• _Task to carry out_
Copy every line of the entries that includes the word "icon".

• _Data provided_
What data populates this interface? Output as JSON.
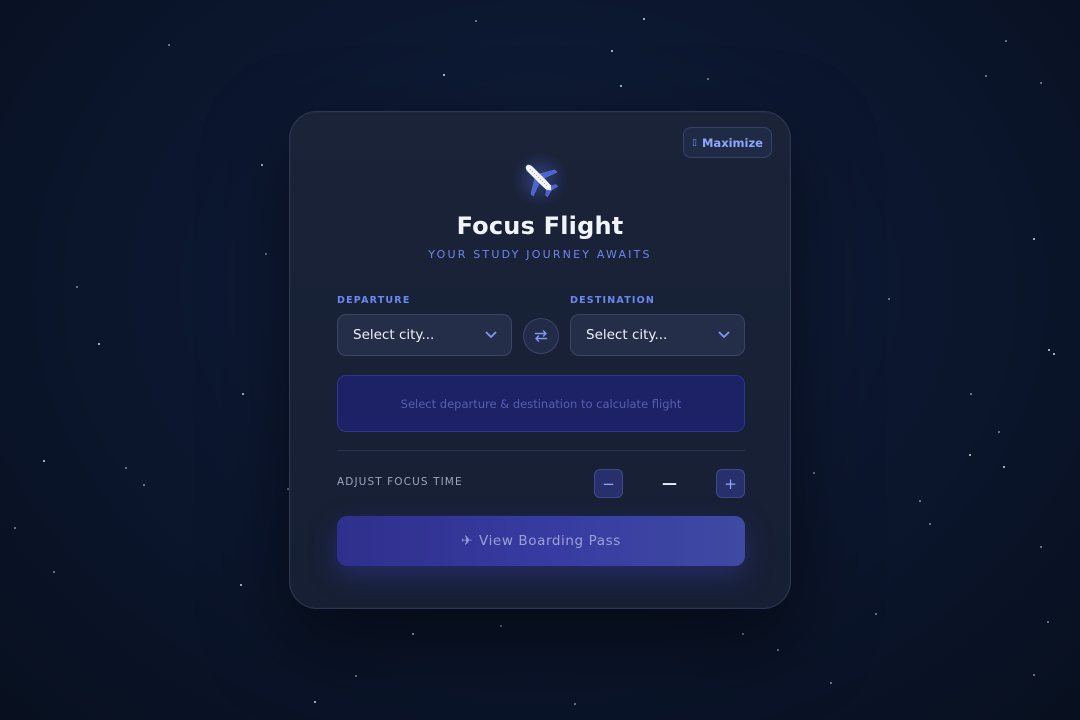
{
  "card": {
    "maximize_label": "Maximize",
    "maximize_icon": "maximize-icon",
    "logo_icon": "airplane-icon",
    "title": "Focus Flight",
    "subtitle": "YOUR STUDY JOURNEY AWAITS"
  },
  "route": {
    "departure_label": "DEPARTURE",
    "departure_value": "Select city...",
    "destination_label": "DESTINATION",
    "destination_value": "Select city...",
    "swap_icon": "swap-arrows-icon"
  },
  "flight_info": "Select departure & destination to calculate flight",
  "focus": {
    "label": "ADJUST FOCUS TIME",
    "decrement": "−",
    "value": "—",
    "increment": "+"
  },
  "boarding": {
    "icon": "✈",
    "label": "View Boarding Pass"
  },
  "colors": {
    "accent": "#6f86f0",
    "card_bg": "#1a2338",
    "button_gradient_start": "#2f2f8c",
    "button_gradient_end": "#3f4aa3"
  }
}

• _Complete answer_
    "maximize_icon": "maximize-icon",
    "logo_icon": "airplane-icon",
    "swap_icon": "swap-arrows-icon"
    "icon": "✈",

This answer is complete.